>>>>

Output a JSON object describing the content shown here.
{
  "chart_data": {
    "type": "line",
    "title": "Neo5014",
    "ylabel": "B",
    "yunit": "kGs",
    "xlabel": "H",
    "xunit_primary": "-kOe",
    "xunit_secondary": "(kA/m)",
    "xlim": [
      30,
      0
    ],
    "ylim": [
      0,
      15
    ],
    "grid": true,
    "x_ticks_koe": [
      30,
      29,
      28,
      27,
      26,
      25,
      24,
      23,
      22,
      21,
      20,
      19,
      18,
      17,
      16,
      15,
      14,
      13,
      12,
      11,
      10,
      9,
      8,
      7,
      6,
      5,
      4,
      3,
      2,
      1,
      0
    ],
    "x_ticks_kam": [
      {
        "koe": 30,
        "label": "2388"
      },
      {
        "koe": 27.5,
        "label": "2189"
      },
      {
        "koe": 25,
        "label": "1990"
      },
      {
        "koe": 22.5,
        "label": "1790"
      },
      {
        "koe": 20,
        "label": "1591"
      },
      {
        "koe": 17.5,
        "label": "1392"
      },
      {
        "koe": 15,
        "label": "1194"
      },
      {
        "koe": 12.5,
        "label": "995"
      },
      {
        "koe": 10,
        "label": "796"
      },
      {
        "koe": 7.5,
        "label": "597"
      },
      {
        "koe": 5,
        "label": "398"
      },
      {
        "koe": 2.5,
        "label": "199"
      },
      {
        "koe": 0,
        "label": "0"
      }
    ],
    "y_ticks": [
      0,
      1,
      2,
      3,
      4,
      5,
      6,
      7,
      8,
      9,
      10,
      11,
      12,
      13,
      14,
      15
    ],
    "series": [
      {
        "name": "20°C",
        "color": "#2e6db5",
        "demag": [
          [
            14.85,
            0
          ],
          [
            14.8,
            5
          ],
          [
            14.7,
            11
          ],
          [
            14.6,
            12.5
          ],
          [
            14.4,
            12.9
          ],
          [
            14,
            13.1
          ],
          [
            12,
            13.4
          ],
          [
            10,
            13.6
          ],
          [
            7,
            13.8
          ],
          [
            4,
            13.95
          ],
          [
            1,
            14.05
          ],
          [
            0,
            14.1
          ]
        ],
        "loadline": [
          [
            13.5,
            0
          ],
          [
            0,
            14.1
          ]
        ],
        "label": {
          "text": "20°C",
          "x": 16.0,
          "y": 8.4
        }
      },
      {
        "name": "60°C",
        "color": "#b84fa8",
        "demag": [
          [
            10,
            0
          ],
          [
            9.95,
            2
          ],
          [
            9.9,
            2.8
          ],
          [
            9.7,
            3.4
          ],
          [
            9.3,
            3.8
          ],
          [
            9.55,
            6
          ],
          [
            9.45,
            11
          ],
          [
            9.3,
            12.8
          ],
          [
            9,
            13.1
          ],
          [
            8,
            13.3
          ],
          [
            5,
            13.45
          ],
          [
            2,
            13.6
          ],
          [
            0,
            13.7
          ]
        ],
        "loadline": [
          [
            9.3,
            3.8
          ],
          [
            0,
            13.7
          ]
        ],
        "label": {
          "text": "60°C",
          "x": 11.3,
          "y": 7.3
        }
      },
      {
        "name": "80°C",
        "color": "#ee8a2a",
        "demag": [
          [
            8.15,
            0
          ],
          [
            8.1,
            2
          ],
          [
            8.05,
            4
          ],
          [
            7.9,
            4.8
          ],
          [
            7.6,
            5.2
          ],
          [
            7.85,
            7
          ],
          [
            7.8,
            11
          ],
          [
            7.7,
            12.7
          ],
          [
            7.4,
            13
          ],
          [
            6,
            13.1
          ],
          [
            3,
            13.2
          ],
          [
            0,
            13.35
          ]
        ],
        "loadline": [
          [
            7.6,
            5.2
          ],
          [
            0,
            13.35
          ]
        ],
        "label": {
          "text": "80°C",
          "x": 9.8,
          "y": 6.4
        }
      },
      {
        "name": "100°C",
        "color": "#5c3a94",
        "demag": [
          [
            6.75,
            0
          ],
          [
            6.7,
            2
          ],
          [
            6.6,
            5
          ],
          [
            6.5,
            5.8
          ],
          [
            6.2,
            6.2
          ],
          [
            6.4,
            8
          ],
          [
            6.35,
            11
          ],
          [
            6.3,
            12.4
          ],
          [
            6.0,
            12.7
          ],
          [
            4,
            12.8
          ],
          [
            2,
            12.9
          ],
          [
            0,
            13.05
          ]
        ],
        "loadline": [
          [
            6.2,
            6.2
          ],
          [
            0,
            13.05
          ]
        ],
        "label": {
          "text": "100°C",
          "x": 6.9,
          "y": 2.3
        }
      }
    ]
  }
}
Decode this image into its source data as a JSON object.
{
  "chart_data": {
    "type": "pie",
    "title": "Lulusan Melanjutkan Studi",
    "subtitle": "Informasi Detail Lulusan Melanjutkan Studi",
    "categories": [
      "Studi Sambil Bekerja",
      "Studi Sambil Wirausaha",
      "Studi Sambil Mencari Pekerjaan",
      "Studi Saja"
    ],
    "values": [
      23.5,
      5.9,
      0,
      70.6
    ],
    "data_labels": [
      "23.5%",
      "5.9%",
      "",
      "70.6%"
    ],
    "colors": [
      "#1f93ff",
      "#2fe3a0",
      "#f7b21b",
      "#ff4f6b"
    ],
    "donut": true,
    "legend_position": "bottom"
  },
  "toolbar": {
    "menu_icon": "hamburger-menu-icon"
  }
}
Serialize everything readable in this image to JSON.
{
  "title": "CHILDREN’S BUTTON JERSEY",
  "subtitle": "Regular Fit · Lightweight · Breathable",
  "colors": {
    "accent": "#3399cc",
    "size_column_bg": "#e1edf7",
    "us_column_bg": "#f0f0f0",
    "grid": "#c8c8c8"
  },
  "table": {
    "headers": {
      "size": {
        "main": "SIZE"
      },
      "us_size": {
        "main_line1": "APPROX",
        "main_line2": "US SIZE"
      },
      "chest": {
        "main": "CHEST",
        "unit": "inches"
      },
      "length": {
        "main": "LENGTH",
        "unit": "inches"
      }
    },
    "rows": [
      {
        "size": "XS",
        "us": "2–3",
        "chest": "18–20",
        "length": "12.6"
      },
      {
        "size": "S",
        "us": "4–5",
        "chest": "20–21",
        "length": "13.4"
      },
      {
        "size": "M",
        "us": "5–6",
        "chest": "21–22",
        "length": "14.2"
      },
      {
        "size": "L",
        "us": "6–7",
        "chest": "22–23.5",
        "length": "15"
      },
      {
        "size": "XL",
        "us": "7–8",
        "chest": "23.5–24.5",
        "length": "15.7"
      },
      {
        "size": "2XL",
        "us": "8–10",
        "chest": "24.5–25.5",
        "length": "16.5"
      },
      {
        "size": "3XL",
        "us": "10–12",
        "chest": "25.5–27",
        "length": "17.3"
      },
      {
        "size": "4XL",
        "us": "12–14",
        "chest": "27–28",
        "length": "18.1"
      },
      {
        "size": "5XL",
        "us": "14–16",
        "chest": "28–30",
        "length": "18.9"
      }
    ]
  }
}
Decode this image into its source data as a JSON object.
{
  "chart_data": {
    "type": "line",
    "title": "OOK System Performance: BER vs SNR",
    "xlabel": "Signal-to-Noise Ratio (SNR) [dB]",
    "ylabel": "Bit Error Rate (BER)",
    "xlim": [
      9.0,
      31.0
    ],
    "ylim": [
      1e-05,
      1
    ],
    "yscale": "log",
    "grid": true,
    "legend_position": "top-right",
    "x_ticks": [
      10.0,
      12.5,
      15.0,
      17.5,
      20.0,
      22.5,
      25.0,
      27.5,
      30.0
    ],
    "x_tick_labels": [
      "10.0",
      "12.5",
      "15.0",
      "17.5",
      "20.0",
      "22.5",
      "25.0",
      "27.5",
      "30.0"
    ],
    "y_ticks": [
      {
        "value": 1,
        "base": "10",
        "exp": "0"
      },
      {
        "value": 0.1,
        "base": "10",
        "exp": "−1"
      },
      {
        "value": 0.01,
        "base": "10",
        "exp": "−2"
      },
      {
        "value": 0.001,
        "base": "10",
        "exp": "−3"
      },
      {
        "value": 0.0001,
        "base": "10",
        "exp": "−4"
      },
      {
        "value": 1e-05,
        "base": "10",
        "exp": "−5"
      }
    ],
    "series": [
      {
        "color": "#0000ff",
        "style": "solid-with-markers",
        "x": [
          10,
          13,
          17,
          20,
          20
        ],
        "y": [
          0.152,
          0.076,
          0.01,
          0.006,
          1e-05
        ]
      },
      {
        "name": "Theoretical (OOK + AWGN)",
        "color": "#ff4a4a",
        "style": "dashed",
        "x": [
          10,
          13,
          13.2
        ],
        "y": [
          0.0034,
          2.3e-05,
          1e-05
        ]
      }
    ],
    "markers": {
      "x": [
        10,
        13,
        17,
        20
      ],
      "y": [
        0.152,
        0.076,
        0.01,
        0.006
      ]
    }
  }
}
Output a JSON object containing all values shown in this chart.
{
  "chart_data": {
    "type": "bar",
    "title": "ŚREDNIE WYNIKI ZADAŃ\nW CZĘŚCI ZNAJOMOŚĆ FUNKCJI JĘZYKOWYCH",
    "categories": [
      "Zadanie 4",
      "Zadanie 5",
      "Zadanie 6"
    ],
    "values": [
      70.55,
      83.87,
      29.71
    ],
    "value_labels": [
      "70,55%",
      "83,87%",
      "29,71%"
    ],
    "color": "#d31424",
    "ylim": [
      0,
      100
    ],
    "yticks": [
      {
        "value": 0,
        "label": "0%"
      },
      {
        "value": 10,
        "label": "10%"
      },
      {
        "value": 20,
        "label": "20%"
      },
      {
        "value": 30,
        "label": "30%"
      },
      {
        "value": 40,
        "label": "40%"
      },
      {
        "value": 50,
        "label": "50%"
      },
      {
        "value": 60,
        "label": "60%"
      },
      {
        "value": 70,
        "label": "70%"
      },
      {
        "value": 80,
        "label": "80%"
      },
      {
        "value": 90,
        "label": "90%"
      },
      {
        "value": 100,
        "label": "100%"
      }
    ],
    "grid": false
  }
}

<<<<

What is required — Work out how many lines in the records above hold the string "style", then give only that count.

Worked answer — 2